EXERCISE BRIEF: Go through the records and show each line where the word "this" occurs.

Dataset records:
-*-

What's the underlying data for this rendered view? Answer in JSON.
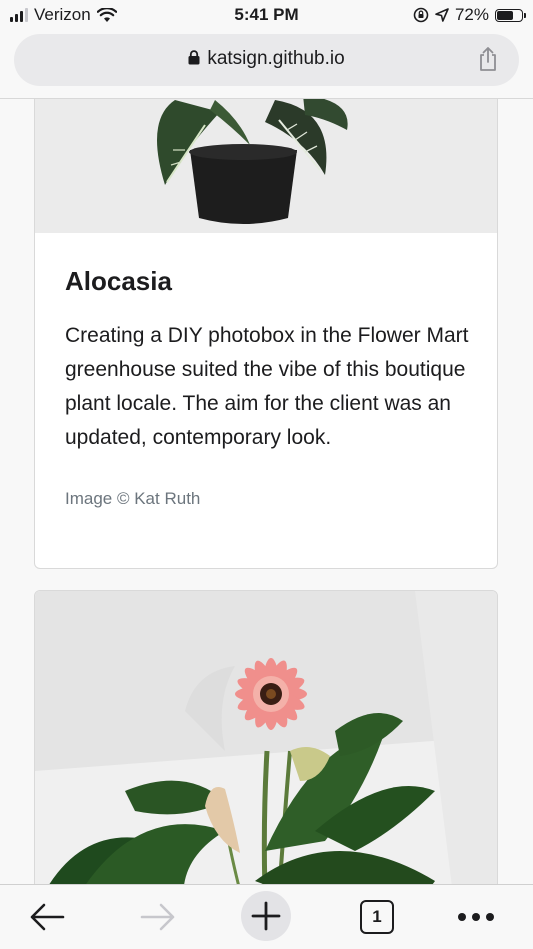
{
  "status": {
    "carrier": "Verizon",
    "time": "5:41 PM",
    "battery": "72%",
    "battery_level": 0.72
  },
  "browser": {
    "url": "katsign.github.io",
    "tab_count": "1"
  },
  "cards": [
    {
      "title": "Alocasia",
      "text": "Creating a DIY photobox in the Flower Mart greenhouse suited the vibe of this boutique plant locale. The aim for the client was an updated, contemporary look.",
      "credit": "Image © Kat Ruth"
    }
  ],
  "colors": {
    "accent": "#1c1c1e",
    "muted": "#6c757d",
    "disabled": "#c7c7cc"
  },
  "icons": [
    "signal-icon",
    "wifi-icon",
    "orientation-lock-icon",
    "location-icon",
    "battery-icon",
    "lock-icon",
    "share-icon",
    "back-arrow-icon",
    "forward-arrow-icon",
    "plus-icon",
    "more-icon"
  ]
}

-*-

FINISHED ANSWER:
What's the underlying data for this rendered view? Answer in JSON.
      "text": "Creating a DIY photobox in the Flower Mart greenhouse suited the vibe of this boutique plant locale. The aim for the client was an updated, contemporary look.",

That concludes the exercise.